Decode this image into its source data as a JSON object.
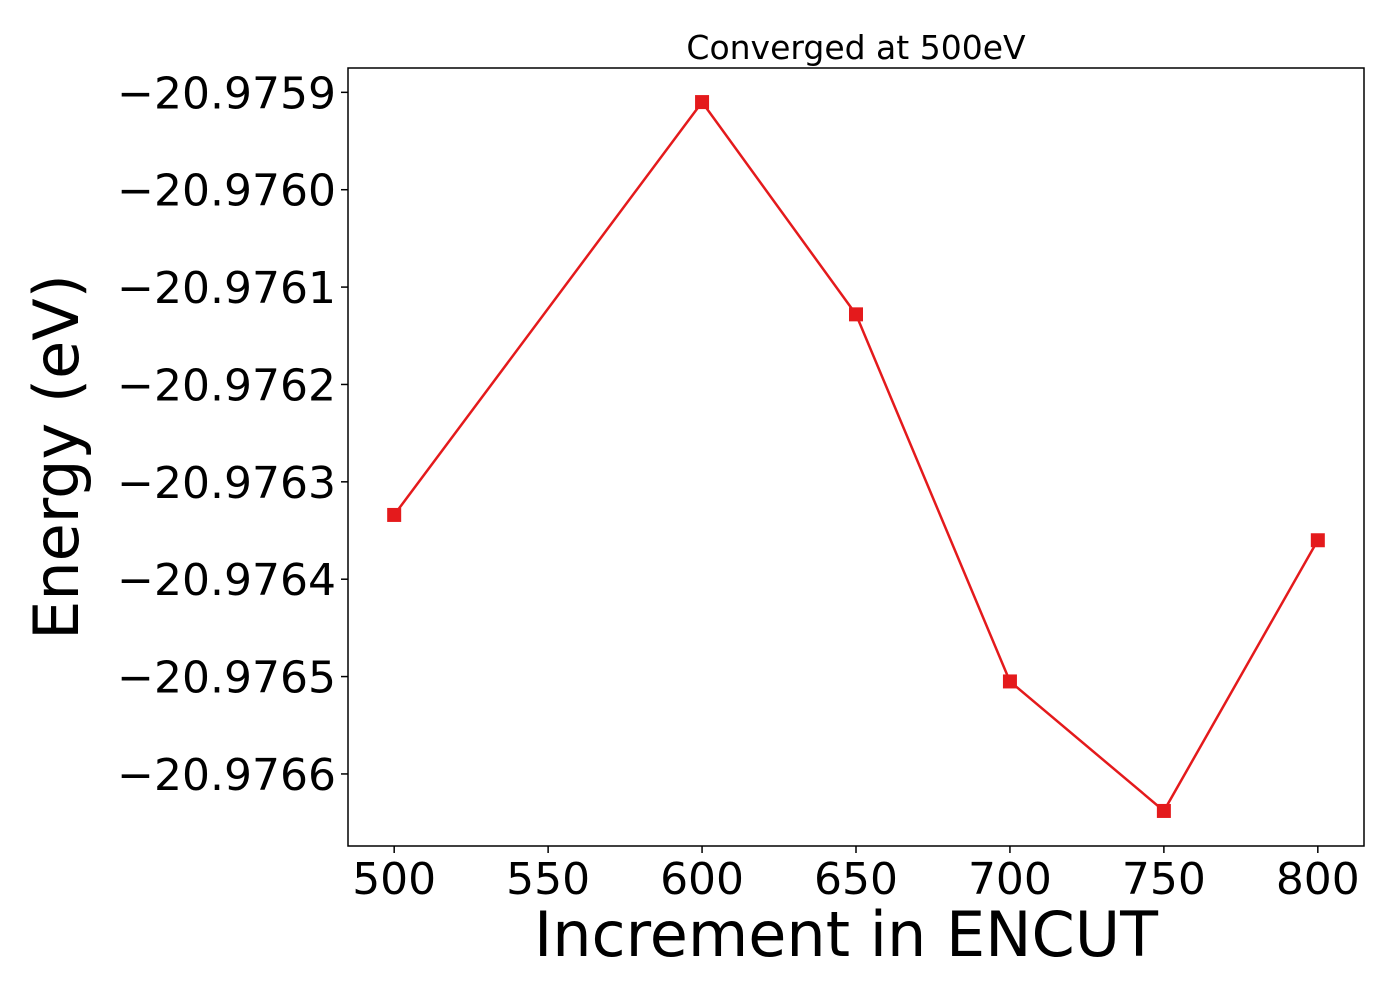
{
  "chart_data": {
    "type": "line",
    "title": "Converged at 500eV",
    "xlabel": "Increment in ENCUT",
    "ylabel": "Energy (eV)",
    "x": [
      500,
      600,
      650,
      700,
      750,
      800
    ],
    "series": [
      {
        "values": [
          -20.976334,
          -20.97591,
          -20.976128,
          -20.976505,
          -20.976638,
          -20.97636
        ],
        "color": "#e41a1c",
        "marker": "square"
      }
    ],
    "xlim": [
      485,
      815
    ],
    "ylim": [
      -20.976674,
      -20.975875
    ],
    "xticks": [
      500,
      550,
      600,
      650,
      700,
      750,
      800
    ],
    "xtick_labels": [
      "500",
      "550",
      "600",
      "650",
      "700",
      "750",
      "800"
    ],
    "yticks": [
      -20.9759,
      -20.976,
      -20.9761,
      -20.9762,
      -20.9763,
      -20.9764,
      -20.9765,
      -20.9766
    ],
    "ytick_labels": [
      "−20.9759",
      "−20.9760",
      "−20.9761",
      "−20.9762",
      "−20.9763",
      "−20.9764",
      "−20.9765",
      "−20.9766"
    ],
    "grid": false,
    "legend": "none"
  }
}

* _Task to carry out_: Restate each entry word for word, please, but drop any images it holds.

* _Problem solution_:
Decode this image into its source data as a JSON object.
{
  "chart_data": {
    "type": "line",
    "title": "Converged at 500eV",
    "xlabel": "Increment in ENCUT",
    "ylabel": "Energy (eV)",
    "x": [
      500,
      600,
      650,
      700,
      750,
      800
    ],
    "series": [
      {
        "values": [
          -20.976334,
          -20.97591,
          -20.976128,
          -20.976505,
          -20.976638,
          -20.97636
        ],
        "color": "#e41a1c",
        "marker": "square"
      }
    ],
    "xlim": [
      485,
      815
    ],
    "ylim": [
      -20.976674,
      -20.975875
    ],
    "xticks": [
      500,
      550,
      600,
      650,
      700,
      750,
      800
    ],
    "xtick_labels": [
      "500",
      "550",
      "600",
      "650",
      "700",
      "750",
      "800"
    ],
    "yticks": [
      -20.9759,
      -20.976,
      -20.9761,
      -20.9762,
      -20.9763,
      -20.9764,
      -20.9765,
      -20.9766
    ],
    "ytick_labels": [
      "−20.9759",
      "−20.9760",
      "−20.9761",
      "−20.9762",
      "−20.9763",
      "−20.9764",
      "−20.9765",
      "−20.9766"
    ],
    "grid": false,
    "legend": "none"
  }
}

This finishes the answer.